#### WHAT IS EXPECTED
Convert the lines of the listing into a JSON list of strings, one string per line and blank lines omitted. Begin at the line that contains "office-value: 医政处 [309,708,391,799]" and stop after the line that contains "table-row [136,239,835,291]".
— Start of DATA PROVIDED —
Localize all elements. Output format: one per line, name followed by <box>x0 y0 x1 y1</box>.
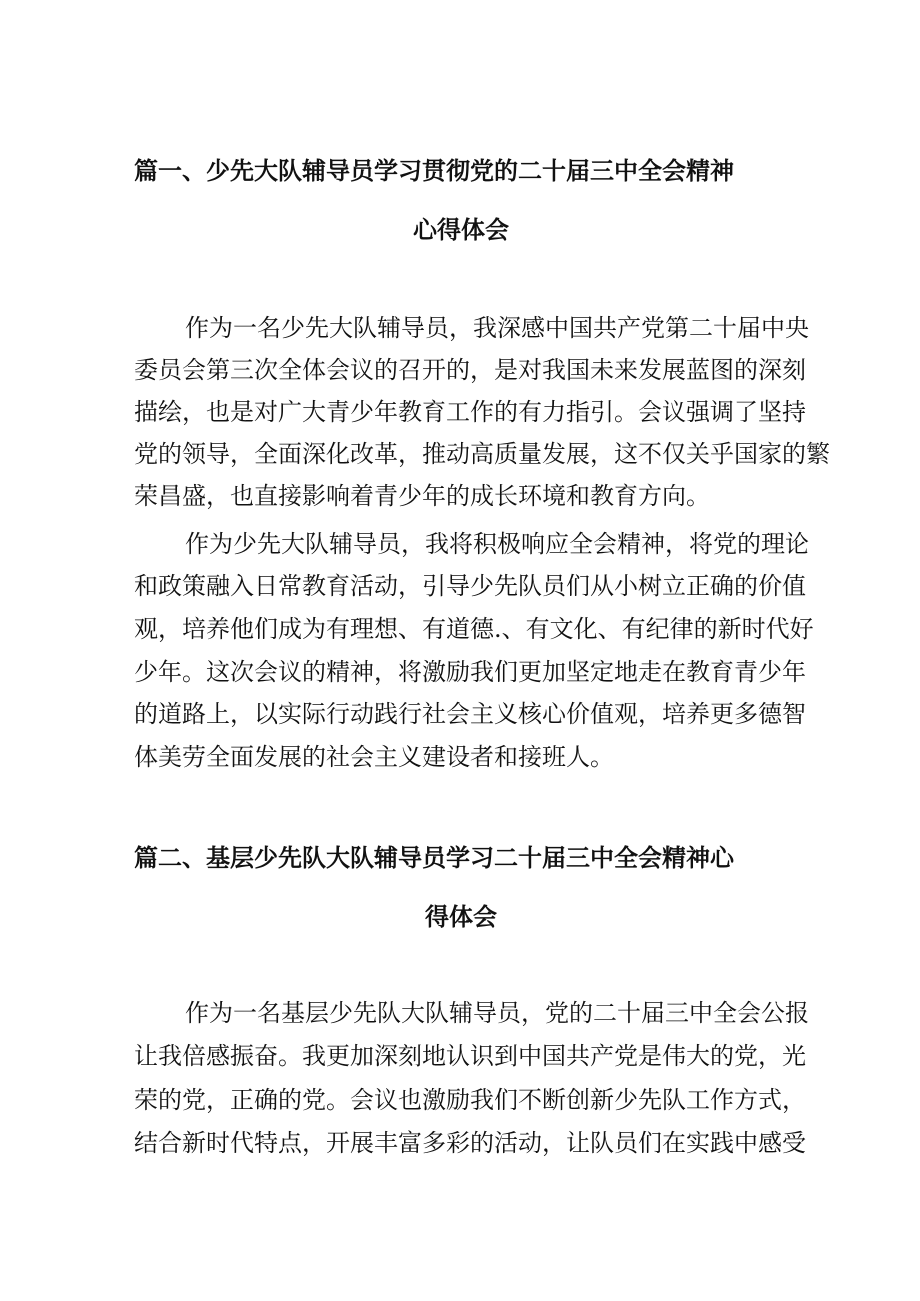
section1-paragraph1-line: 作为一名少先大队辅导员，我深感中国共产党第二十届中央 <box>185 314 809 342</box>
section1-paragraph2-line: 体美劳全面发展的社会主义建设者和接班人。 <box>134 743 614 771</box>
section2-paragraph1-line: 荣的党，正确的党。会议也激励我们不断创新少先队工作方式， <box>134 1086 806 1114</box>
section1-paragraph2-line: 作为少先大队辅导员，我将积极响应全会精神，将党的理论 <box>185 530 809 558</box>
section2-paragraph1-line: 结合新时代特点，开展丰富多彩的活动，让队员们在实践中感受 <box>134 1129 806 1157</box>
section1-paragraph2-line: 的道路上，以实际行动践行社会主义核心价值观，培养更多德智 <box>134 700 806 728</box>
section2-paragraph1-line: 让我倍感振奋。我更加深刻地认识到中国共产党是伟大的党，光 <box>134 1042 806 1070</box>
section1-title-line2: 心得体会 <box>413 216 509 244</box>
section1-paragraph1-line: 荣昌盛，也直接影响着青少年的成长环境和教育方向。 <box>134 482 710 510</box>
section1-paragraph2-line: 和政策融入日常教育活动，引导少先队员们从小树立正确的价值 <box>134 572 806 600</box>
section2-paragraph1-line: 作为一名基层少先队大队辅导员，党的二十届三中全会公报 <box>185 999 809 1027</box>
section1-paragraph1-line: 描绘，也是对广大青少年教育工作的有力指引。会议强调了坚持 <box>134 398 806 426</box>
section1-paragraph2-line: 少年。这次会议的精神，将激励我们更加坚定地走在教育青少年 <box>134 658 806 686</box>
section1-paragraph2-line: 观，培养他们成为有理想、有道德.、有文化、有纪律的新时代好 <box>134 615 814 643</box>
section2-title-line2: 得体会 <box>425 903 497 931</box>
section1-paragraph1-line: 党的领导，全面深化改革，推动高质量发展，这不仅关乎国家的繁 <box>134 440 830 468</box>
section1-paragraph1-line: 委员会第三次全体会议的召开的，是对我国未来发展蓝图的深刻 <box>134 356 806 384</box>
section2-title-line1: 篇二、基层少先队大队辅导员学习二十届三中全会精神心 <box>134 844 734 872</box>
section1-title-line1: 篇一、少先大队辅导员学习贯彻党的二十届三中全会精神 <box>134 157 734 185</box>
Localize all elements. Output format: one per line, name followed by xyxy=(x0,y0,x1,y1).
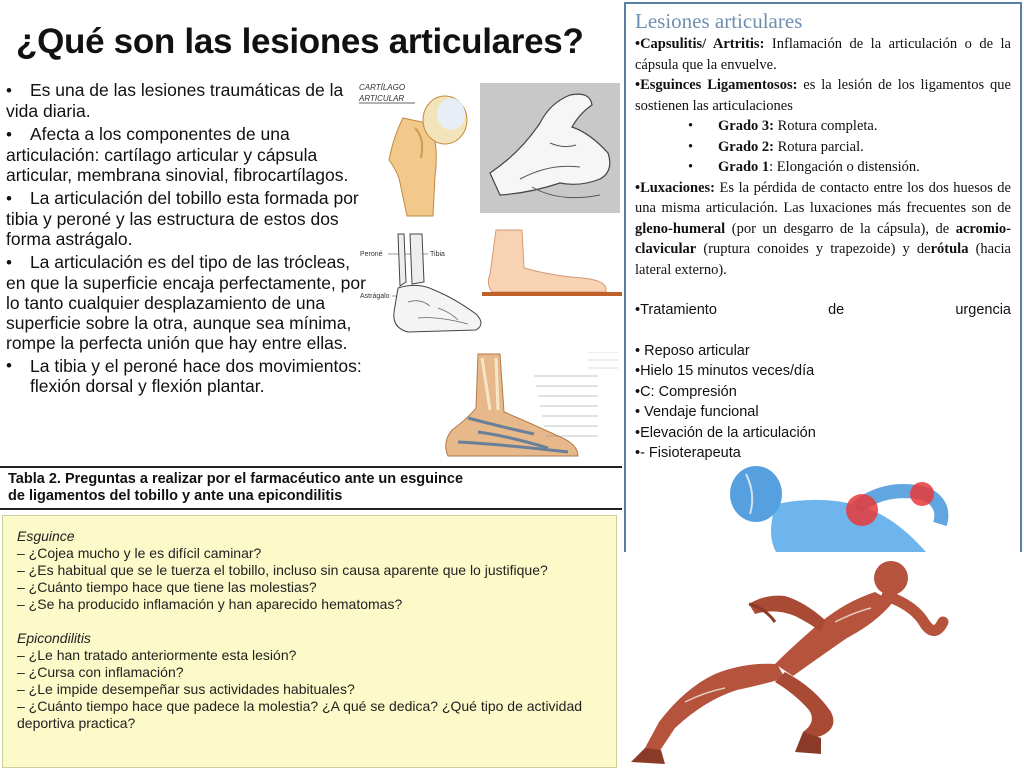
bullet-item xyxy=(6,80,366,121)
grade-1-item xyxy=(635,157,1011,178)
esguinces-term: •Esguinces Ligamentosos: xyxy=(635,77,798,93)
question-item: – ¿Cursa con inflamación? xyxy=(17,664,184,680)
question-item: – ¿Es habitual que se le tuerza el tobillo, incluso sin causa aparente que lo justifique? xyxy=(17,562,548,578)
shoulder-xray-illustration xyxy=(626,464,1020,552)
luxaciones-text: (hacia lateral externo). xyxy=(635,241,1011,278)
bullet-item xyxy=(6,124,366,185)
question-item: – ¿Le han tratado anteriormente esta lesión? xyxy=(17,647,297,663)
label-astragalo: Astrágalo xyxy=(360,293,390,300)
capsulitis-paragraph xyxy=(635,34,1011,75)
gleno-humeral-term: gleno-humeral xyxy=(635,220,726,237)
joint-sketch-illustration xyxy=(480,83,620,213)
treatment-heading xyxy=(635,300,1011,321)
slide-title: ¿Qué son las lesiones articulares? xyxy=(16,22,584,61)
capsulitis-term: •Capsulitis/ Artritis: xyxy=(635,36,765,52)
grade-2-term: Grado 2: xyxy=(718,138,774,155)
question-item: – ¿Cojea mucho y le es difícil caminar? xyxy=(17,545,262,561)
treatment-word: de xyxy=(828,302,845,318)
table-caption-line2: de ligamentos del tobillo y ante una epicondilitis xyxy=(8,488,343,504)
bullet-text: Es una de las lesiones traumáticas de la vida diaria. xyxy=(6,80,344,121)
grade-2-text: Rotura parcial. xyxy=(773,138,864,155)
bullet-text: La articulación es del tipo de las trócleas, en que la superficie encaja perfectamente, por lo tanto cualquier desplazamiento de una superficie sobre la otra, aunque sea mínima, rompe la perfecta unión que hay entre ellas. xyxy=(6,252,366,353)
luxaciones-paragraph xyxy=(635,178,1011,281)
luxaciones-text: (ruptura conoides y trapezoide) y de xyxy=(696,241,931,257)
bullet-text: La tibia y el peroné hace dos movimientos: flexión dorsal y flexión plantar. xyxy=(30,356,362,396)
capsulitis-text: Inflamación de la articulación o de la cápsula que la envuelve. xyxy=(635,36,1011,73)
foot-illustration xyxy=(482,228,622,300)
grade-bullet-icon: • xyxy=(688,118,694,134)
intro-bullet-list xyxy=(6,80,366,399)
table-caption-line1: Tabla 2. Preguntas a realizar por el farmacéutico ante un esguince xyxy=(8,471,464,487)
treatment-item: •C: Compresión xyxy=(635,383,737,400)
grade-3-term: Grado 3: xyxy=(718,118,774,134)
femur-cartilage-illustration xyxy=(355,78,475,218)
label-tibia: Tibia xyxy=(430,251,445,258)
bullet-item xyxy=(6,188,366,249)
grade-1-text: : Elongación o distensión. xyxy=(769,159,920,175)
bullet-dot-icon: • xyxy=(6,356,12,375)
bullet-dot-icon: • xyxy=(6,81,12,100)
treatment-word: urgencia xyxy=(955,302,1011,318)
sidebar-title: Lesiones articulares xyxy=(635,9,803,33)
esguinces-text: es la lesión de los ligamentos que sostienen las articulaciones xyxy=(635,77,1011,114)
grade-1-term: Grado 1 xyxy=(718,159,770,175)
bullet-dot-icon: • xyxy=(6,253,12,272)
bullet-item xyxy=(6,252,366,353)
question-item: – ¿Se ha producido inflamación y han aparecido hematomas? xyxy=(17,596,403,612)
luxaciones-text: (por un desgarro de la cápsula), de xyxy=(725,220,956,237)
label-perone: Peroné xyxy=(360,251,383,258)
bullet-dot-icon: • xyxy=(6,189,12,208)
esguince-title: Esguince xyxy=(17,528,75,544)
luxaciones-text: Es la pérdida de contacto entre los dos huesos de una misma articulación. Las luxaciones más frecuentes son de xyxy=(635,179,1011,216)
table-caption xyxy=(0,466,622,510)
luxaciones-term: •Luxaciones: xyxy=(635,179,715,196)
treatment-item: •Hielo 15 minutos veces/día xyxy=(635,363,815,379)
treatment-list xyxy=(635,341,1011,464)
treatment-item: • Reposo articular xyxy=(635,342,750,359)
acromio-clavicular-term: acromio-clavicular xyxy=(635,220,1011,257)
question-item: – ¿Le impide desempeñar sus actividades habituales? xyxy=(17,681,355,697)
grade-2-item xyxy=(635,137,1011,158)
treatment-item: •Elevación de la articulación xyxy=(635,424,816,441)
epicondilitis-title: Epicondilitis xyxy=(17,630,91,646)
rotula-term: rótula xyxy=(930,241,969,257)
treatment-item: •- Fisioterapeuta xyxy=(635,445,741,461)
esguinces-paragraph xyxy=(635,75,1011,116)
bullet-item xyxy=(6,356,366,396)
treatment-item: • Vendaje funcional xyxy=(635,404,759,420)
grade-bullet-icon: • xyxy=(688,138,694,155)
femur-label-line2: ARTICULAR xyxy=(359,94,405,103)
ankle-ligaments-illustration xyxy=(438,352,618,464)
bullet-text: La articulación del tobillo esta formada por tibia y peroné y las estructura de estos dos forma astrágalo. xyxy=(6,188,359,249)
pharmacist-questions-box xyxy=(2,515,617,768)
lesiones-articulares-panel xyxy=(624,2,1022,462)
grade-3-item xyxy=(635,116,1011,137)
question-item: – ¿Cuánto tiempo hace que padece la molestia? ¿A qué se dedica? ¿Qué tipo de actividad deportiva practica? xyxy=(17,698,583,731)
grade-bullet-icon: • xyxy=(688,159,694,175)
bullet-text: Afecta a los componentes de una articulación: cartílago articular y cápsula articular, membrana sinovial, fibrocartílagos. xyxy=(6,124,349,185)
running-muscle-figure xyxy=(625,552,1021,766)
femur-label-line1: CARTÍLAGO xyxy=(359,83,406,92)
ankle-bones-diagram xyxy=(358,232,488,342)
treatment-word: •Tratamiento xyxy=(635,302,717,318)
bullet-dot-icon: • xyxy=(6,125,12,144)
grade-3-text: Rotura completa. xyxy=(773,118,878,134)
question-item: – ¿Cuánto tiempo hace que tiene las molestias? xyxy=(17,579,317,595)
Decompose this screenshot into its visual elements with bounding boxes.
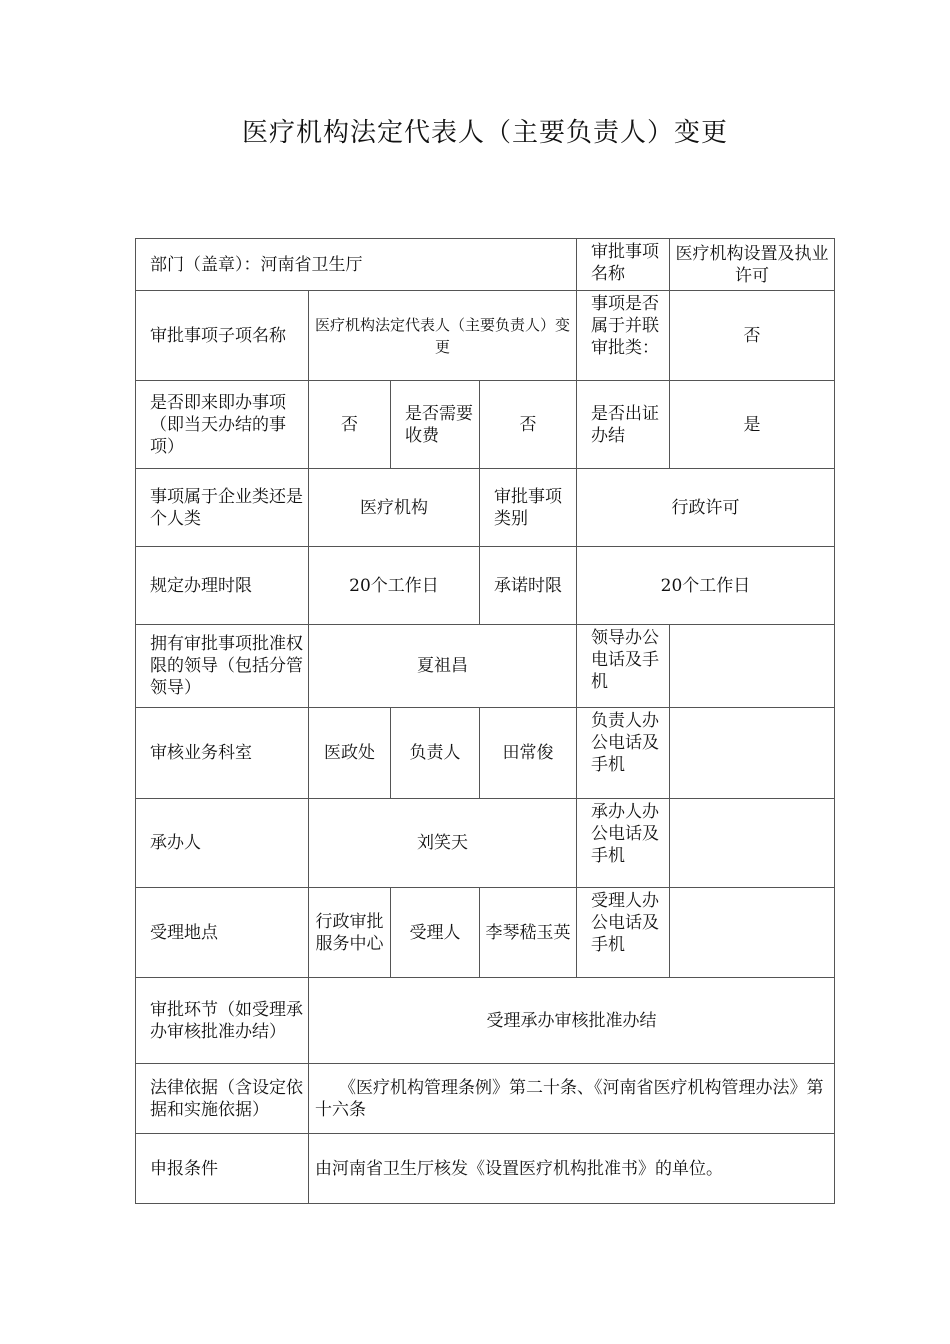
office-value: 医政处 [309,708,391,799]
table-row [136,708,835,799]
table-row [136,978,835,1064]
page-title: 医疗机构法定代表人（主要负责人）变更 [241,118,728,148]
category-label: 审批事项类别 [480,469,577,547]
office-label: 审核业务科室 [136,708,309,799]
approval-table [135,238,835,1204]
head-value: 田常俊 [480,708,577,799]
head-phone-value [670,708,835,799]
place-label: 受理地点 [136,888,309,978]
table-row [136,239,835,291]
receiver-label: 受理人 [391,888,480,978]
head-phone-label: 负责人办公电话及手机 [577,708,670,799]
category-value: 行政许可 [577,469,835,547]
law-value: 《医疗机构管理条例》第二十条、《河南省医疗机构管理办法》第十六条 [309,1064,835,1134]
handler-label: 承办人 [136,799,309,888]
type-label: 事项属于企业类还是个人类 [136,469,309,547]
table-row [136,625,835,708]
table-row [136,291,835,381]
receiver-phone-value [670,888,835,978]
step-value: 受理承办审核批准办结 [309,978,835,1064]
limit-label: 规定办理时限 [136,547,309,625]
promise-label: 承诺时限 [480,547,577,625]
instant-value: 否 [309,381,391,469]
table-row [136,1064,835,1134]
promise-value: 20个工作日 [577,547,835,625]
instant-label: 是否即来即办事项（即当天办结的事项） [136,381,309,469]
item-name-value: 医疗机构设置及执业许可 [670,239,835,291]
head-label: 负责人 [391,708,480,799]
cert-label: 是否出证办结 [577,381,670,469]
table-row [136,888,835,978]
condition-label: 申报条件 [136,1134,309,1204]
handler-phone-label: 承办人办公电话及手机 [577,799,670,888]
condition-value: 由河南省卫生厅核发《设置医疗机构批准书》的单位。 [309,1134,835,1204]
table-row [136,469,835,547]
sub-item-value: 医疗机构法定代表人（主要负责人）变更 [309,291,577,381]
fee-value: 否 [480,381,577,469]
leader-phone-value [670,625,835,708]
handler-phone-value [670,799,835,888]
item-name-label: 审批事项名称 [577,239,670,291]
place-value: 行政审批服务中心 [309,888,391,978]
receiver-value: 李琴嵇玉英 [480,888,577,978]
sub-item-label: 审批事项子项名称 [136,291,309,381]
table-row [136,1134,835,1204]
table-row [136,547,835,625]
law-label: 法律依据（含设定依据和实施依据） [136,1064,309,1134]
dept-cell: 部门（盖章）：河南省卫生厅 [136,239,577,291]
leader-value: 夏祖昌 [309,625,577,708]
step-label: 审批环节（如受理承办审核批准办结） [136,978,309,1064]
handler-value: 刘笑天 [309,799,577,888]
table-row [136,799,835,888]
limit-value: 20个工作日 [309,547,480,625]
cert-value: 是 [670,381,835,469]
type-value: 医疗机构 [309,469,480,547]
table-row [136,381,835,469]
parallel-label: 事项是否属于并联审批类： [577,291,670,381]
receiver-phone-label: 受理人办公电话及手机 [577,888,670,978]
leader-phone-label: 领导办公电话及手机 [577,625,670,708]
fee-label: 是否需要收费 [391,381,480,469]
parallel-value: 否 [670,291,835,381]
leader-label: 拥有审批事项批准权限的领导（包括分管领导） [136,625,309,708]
— End of DATA PROVIDED —
#### WRITTEN ANSWER
[
  "office-value: 医政处 [309,708,391,799]",
  "table-row [136,708,835,799]",
  "table-row [136,978,835,1064]",
  "page-title: 医疗机构法定代表人（主要负责人）变更 [241,118,728,148]",
  "category-label: 审批事项类别 [480,469,577,547]",
  "office-label: 审核业务科室 [136,708,309,799]",
  "approval-table [135,238,835,1204]",
  "head-value: 田常俊 [480,708,577,799]",
  "head-phone-value [670,708,835,799]",
  "place-label: 受理地点 [136,888,309,978]",
  "table-row [136,239,835,291]"
]